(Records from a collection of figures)
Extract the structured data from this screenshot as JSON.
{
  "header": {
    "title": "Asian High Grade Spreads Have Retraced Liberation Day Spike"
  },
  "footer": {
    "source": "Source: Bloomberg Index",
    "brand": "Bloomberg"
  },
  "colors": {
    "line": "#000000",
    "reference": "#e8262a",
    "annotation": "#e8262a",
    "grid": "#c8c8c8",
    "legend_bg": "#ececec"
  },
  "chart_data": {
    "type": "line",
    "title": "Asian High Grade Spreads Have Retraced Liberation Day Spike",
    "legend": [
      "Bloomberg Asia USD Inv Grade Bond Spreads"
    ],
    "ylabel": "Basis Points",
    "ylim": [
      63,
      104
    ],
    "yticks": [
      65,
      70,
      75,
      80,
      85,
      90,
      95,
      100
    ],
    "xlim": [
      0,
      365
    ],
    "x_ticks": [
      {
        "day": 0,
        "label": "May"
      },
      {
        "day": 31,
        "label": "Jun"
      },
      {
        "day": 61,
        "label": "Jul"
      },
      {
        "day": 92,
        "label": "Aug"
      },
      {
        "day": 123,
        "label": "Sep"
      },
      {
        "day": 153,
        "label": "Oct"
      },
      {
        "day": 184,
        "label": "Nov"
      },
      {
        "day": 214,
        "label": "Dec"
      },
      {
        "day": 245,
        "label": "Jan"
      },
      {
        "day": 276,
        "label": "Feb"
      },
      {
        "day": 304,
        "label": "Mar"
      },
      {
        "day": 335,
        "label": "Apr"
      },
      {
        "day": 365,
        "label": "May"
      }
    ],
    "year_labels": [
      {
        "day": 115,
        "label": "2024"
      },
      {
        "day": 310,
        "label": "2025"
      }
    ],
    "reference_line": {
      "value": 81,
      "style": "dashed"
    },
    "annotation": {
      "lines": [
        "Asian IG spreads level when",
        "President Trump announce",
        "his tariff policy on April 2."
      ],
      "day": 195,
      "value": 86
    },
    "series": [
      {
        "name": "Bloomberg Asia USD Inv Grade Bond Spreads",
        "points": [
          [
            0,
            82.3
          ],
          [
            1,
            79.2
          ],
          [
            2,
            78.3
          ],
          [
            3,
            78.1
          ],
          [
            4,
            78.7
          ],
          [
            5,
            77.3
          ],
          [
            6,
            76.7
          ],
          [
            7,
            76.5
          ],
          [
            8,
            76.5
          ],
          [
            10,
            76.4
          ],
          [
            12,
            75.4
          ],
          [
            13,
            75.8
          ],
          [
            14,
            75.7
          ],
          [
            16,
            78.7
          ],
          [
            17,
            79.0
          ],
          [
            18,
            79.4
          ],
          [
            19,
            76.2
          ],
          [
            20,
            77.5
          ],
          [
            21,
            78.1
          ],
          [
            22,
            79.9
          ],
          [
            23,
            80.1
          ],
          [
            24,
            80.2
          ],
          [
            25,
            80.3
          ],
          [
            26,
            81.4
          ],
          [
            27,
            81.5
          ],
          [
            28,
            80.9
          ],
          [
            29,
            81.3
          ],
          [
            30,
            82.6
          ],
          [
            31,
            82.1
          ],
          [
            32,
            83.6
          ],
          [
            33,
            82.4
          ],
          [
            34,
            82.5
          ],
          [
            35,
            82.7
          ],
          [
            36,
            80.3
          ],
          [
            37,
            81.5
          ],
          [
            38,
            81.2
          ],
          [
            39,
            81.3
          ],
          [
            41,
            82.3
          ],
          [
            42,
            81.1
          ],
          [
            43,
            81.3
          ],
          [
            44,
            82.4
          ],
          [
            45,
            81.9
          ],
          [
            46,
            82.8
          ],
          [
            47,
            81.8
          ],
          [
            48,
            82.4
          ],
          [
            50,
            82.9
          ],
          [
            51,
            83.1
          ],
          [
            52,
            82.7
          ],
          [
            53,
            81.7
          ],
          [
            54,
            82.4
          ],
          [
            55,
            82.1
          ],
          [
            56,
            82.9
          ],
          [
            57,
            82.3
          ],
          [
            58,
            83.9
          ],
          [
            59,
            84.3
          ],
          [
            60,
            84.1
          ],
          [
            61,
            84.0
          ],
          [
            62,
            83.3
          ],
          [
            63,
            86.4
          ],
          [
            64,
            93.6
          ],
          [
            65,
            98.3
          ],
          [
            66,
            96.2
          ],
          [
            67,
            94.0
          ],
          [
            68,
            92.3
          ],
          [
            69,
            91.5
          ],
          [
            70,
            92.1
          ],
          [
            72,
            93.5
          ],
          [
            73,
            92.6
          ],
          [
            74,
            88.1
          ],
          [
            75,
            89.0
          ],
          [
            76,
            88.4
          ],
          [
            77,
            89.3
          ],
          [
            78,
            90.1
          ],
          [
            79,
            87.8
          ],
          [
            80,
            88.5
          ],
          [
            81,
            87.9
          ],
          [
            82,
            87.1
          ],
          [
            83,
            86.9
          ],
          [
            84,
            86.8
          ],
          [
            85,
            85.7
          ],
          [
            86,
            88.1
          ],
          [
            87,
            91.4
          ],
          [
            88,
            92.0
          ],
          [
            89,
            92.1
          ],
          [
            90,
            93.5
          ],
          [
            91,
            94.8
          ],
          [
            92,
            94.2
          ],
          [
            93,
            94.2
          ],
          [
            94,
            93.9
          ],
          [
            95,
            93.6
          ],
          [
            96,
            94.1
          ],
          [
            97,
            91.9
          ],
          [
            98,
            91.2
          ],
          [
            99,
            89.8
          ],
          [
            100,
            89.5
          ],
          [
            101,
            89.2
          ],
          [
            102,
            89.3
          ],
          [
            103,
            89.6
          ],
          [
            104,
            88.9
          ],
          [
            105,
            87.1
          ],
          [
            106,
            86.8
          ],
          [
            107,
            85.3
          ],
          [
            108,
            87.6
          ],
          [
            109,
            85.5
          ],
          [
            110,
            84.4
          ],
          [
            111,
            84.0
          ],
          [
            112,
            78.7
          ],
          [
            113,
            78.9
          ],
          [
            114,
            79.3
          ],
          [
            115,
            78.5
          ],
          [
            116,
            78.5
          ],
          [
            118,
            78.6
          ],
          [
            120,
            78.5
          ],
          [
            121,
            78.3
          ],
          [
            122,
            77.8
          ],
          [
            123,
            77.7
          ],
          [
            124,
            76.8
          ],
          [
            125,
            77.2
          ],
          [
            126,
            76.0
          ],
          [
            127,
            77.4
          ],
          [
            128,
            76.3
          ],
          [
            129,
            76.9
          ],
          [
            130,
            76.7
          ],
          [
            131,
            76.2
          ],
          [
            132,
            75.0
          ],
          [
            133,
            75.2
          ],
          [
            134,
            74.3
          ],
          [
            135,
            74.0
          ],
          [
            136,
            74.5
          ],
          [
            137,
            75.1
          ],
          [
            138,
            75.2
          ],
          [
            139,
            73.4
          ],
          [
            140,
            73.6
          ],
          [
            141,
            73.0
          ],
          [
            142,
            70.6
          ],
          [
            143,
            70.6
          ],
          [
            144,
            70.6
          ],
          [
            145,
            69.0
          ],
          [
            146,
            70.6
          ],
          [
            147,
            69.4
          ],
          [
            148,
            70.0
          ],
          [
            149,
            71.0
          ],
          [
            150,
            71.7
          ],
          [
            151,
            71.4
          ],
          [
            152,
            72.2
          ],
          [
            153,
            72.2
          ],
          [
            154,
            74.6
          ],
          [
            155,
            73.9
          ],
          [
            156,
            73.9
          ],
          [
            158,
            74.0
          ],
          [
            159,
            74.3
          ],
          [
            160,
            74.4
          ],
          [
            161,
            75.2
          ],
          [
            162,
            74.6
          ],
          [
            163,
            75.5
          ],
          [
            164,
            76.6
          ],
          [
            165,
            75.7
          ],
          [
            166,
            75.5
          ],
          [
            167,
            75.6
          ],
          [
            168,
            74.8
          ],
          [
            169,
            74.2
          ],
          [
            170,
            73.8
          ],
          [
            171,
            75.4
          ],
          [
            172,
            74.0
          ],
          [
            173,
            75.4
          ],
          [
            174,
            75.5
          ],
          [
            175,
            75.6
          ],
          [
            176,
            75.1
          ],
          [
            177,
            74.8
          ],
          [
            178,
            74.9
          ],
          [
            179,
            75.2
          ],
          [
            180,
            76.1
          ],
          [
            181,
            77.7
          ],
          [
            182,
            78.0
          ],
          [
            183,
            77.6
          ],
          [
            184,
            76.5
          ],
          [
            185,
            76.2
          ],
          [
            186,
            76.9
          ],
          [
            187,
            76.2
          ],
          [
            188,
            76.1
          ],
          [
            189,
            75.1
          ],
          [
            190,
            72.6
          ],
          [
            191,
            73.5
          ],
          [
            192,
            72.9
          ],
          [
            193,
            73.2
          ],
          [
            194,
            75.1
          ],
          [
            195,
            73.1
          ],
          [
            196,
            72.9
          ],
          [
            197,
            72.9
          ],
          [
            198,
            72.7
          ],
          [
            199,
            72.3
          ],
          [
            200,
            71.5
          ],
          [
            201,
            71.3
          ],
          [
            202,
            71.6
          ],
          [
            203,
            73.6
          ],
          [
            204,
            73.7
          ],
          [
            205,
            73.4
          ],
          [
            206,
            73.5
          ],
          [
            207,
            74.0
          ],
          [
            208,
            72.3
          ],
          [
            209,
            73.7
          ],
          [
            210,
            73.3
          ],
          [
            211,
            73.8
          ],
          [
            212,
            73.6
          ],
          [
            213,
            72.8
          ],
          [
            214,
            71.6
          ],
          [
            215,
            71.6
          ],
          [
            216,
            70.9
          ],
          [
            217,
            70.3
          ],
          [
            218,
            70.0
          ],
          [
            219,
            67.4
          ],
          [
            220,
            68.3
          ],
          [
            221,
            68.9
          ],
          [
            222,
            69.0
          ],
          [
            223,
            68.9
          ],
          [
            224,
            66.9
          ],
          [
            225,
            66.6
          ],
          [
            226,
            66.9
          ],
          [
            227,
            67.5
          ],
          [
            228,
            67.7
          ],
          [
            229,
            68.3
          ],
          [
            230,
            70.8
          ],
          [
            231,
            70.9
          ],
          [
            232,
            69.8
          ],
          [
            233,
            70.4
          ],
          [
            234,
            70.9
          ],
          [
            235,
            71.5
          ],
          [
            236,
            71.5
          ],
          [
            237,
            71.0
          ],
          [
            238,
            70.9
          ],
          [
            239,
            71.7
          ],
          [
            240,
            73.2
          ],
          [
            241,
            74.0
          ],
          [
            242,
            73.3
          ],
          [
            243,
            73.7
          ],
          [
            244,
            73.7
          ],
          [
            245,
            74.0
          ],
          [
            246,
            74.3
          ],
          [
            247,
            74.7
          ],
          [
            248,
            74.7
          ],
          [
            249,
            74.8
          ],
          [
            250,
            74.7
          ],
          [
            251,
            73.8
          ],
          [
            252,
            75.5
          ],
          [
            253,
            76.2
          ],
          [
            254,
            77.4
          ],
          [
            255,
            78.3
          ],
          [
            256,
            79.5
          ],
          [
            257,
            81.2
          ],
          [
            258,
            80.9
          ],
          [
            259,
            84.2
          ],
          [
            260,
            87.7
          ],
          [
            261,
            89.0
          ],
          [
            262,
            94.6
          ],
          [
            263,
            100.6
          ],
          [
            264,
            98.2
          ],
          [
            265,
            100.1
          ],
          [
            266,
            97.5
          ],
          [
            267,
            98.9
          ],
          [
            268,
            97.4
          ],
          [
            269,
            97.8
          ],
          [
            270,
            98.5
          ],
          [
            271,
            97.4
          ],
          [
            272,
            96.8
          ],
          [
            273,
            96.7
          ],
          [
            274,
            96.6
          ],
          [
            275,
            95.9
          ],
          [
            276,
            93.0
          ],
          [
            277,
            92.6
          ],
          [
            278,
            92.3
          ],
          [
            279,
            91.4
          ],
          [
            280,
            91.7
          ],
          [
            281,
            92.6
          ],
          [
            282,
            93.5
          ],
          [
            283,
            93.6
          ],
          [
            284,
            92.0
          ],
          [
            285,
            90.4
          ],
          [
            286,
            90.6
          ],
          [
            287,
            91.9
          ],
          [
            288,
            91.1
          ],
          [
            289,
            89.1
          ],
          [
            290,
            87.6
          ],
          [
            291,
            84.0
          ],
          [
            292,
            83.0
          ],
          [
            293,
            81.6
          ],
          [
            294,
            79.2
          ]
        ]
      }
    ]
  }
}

Work to be completed
What is the number of lines in this material that hold the string "High"? Answer with that number only.

Output of the exercise
2